Problem requirements
Produce a verbatim copy of the entries listed below.

-- start --

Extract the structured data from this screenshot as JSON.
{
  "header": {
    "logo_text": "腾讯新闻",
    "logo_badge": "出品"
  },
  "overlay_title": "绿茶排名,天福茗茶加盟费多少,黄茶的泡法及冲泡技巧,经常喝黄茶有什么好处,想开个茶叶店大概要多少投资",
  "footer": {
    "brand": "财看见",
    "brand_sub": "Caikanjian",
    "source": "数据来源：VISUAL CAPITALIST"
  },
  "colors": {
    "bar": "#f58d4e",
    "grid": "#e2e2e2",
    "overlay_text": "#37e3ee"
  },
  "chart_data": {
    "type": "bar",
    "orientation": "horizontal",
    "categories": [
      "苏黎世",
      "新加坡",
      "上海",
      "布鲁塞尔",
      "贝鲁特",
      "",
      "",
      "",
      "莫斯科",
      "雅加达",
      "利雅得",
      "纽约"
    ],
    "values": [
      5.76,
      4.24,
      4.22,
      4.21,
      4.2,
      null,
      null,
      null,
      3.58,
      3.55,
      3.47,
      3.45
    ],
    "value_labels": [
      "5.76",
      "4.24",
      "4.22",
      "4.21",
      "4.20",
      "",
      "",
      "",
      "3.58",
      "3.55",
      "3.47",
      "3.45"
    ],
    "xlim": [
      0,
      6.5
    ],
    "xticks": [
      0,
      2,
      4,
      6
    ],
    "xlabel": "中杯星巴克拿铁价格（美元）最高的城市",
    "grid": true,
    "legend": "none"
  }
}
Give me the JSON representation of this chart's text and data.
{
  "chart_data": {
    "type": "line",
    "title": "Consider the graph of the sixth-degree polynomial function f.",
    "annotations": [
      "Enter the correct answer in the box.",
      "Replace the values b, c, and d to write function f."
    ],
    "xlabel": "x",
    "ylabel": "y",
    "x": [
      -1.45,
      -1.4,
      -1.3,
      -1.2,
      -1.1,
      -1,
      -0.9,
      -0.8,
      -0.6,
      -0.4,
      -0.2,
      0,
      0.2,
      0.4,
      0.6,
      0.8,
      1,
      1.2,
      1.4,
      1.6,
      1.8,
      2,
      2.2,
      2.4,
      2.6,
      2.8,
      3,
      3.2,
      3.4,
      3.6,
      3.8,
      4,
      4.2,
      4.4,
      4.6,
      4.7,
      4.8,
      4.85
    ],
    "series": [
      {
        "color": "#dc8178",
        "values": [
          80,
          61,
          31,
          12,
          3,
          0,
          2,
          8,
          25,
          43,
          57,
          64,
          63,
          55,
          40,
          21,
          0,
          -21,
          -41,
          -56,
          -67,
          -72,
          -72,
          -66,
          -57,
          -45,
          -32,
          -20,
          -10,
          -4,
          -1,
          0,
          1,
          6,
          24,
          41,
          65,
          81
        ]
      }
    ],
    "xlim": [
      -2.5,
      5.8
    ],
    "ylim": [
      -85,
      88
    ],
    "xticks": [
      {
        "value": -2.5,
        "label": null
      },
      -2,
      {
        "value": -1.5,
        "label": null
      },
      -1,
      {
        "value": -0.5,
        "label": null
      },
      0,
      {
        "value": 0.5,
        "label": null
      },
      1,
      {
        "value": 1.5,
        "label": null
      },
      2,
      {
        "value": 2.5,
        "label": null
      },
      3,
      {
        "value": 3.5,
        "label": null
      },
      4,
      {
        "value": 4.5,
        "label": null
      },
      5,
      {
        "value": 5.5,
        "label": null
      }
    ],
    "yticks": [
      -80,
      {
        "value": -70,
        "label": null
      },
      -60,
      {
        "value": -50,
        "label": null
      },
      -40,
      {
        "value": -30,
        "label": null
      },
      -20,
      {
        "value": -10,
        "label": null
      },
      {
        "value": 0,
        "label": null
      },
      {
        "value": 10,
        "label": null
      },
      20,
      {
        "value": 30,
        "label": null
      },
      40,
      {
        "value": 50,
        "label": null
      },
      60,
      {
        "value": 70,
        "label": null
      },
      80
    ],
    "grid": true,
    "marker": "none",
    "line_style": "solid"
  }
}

-- end --

Task solution
Extract the structured data from this screenshot as JSON.
{
  "header": {
    "logo_text": "腾讯新闻",
    "logo_badge": "出品"
  },
  "overlay_title": "绿茶排名,天福茗茶加盟费多少,黄茶的泡法及冲泡技巧,经常喝黄茶有什么好处,想开个茶叶店大概要多少投资",
  "footer": {
    "brand": "财看见",
    "brand_sub": "Caikanjian",
    "source": "数据来源：VISUAL CAPITALIST"
  },
  "colors": {
    "bar": "#f58d4e",
    "grid": "#e2e2e2",
    "overlay_text": "#37e3ee"
  },
  "chart_data": {
    "type": "bar",
    "orientation": "horizontal",
    "categories": [
      "苏黎世",
      "新加坡",
      "上海",
      "布鲁塞尔",
      "贝鲁特",
      "",
      "",
      "",
      "莫斯科",
      "雅加达",
      "利雅得",
      "纽约"
    ],
    "values": [
      5.76,
      4.24,
      4.22,
      4.21,
      4.2,
      null,
      null,
      null,
      3.58,
      3.55,
      3.47,
      3.45
    ],
    "value_labels": [
      "5.76",
      "4.24",
      "4.22",
      "4.21",
      "4.20",
      "",
      "",
      "",
      "3.58",
      "3.55",
      "3.47",
      "3.45"
    ],
    "xlim": [
      0,
      6.5
    ],
    "xticks": [
      0,
      2,
      4,
      6
    ],
    "xlabel": "中杯星巴克拿铁价格（美元）最高的城市",
    "grid": true,
    "legend": "none"
  }
}
Give me the JSON representation of this chart's text and data.
{
  "chart_data": {
    "type": "line",
    "title": "Consider the graph of the sixth-degree polynomial function f.",
    "annotations": [
      "Enter the correct answer in the box.",
      "Replace the values b, c, and d to write function f."
    ],
    "xlabel": "x",
    "ylabel": "y",
    "x": [
      -1.45,
      -1.4,
      -1.3,
      -1.2,
      -1.1,
      -1,
      -0.9,
      -0.8,
      -0.6,
      -0.4,
      -0.2,
      0,
      0.2,
      0.4,
      0.6,
      0.8,
      1,
      1.2,
      1.4,
      1.6,
      1.8,
      2,
      2.2,
      2.4,
      2.6,
      2.8,
      3,
      3.2,
      3.4,
      3.6,
      3.8,
      4,
      4.2,
      4.4,
      4.6,
      4.7,
      4.8,
      4.85
    ],
    "series": [
      {
        "color": "#dc8178",
        "values": [
          80,
          61,
          31,
          12,
          3,
          0,
          2,
          8,
          25,
          43,
          57,
          64,
          63,
          55,
          40,
          21,
          0,
          -21,
          -41,
          -56,
          -67,
          -72,
          -72,
          -66,
          -57,
          -45,
          -32,
          -20,
          -10,
          -4,
          -1,
          0,
          1,
          6,
          24,
          41,
          65,
          81
        ]
      }
    ],
    "xlim": [
      -2.5,
      5.8
    ],
    "ylim": [
      -85,
      88
    ],
    "xticks": [
      {
        "value": -2.5,
        "label": null
      },
      -2,
      {
        "value": -1.5,
        "label": null
      },
      -1,
      {
        "value": -0.5,
        "label": null
      },
      0,
      {
        "value": 0.5,
        "label": null
      },
      1,
      {
        "value": 1.5,
        "label": null
      },
      2,
      {
        "value": 2.5,
        "label": null
      },
      3,
      {
        "value": 3.5,
        "label": null
      },
      4,
      {
        "value": 4.5,
        "label": null
      },
      5,
      {
        "value": 5.5,
        "label": null
      }
    ],
    "yticks": [
      -80,
      {
        "value": -70,
        "label": null
      },
      -60,
      {
        "value": -50,
        "label": null
      },
      -40,
      {
        "value": -30,
        "label": null
      },
      -20,
      {
        "value": -10,
        "label": null
      },
      {
        "value": 0,
        "label": null
      },
      {
        "value": 10,
        "label": null
      },
      20,
      {
        "value": 30,
        "label": null
      },
      40,
      {
        "value": 50,
        "label": null
      },
      60,
      {
        "value": 70,
        "label": null
      },
      80
    ],
    "grid": true,
    "marker": "none",
    "line_style": "solid"
  }
}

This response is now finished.